▶ REQUIREMENTS
Go through the entries below and print each one exactly, leaving out pictures.
..........
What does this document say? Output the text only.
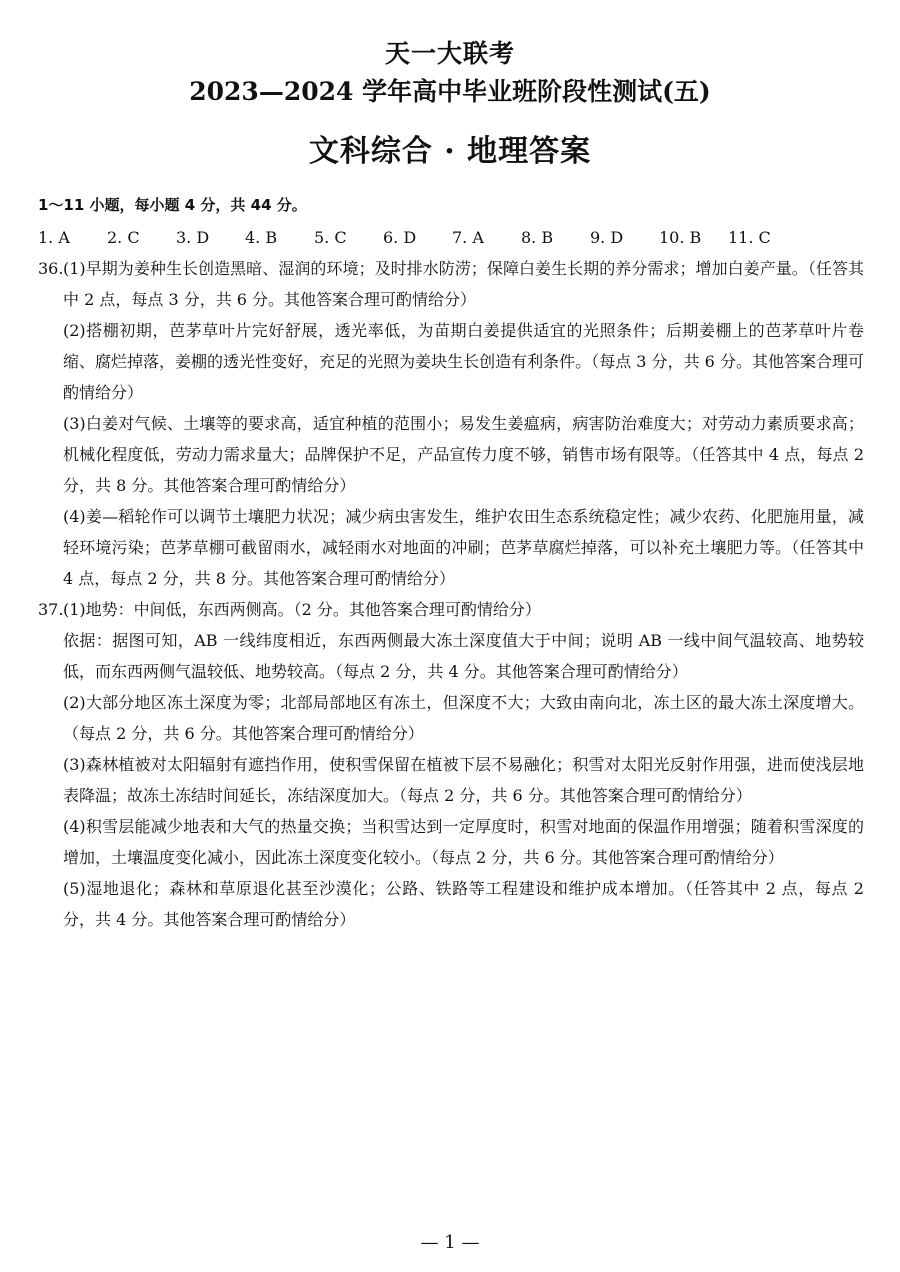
天一大联考
2023—2024 学年高中毕业班阶段性测试(五)
文科综合 · 地理答案
1～11 小题，每小题 4 分，共 44 分。
1. A	2. C	3. D	4. B	5. C	6. D	7. A	8. B	9. D	10. B	11. C
36. (1)早期为姜种生长创造黑暗、湿润的环境；及时排水防涝；保障白姜生长期的养分需求；增加白姜产量。（任答其中 2 点，每点 3 分，共 6 分。其他答案合理可酌情给分）
(2)搭棚初期，芭茅草叶片完好舒展，透光率低，为苗期白姜提供适宜的光照条件；后期姜棚上的芭茅草叶片卷缩、腐烂掉落，姜棚的透光性变好，充足的光照为姜块生长创造有利条件。（每点 3 分，共 6 分。其他答案合理可酌情给分）
(3)白姜对气候、土壤等的要求高，适宜种植的范围小；易发生姜瘟病，病害防治难度大；对劳动力素质要求高；机械化程度低，劳动力需求量大；品牌保护不足，产品宣传力度不够，销售市场有限等。（任答其中 4 点，每点 2 分，共 8 分。其他答案合理可酌情给分）
(4)姜—稻轮作可以调节土壤肥力状况；减少病虫害发生，维护农田生态系统稳定性；减少农药、化肥施用量，减轻环境污染；芭茅草棚可截留雨水，减轻雨水对地面的冲刷；芭茅草腐烂掉落，可以补充土壤肥力等。（任答其中 4 点，每点 2 分，共 8 分。其他答案合理可酌情给分）
37. (1)地势：中间低，东西两侧高。（2 分。其他答案合理可酌情给分）
依据：据图可知，AB 一线纬度相近，东西两侧最大冻土深度值大于中间；说明 AB 一线中间气温较高、地势较低，而东西两侧气温较低、地势较高。（每点 2 分，共 4 分。其他答案合理可酌情给分）
(2)大部分地区冻土深度为零；北部局部地区有冻土，但深度不大；大致由南向北，冻土区的最大冻土深度增大。（每点 2 分，共 6 分。其他答案合理可酌情给分）
(3)森林植被对太阳辐射有遮挡作用，使积雪保留在植被下层不易融化；积雪对太阳光反射作用强，进而使浅层地表降温；故冻土冻结时间延长，冻结深度加大。（每点 2 分，共 6 分。其他答案合理可酌情给分）
(4)积雪层能减少地表和大气的热量交换；当积雪达到一定厚度时，积雪对地面的保温作用增强；随着积雪深度的增加，土壤温度变化减小，因此冻土深度变化较小。（每点 2 分，共 6 分。其他答案合理可酌情给分）
(5)湿地退化；森林和草原退化甚至沙漠化；公路、铁路等工程建设和维护成本增加。（任答其中 2 点，每点 2 分，共 4 分。其他答案合理可酌情给分）
— 1 —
..........
▶ WRITTEN ANSWER
What does this document say? Output the text only.
天一大联考
2023—2024 学年高中毕业班阶段性测试(五)
文科综合 · 地理答案
1～11 小题，每小题 4 分，共 44 分。
1. A	2. C	3. D	4. B	5. C	6. D	7. A	8. B	9. D	10. B	11. C
36. (1)早期为姜种生长创造黑暗、湿润的环境；及时排水防涝；保障白姜生长期的养分需求；增加白姜产量。（任答其中 2 点，每点 3 分，共 6 分。其他答案合理可酌情给分）
(2)搭棚初期，芭茅草叶片完好舒展，透光率低，为苗期白姜提供适宜的光照条件；后期姜棚上的芭茅草叶片卷缩、腐烂掉落，姜棚的透光性变好，充足的光照为姜块生长创造有利条件。（每点 3 分，共 6 分。其他答案合理可酌情给分）
(3)白姜对气候、土壤等的要求高，适宜种植的范围小；易发生姜瘟病，病害防治难度大；对劳动力素质要求高；机械化程度低，劳动力需求量大；品牌保护不足，产品宣传力度不够，销售市场有限等。（任答其中 4 点，每点 2 分，共 8 分。其他答案合理可酌情给分）
(4)姜—稻轮作可以调节土壤肥力状况；减少病虫害发生，维护农田生态系统稳定性；减少农药、化肥施用量，减轻环境污染；芭茅草棚可截留雨水，减轻雨水对地面的冲刷；芭茅草腐烂掉落，可以补充土壤肥力等。（任答其中 4 点，每点 2 分，共 8 分。其他答案合理可酌情给分）
37. (1)地势：中间低，东西两侧高。（2 分。其他答案合理可酌情给分）
依据：据图可知，AB 一线纬度相近，东西两侧最大冻土深度值大于中间；说明 AB 一线中间气温较高、地势较低，而东西两侧气温较低、地势较高。（每点 2 分，共 4 分。其他答案合理可酌情给分）
(2)大部分地区冻土深度为零；北部局部地区有冻土，但深度不大；大致由南向北，冻土区的最大冻土深度增大。（每点 2 分，共 6 分。其他答案合理可酌情给分）
(3)森林植被对太阳辐射有遮挡作用，使积雪保留在植被下层不易融化；积雪对太阳光反射作用强，进而使浅层地表降温；故冻土冻结时间延长，冻结深度加大。（每点 2 分，共 6 分。其他答案合理可酌情给分）
(4)积雪层能减少地表和大气的热量交换；当积雪达到一定厚度时，积雪对地面的保温作用增强；随着积雪深度的增加，土壤温度变化减小，因此冻土深度变化较小。（每点 2 分，共 6 分。其他答案合理可酌情给分）
(5)湿地退化；森林和草原退化甚至沙漠化；公路、铁路等工程建设和维护成本增加。（任答其中 2 点，每点 2 分，共 4 分。其他答案合理可酌情给分）
— 1 —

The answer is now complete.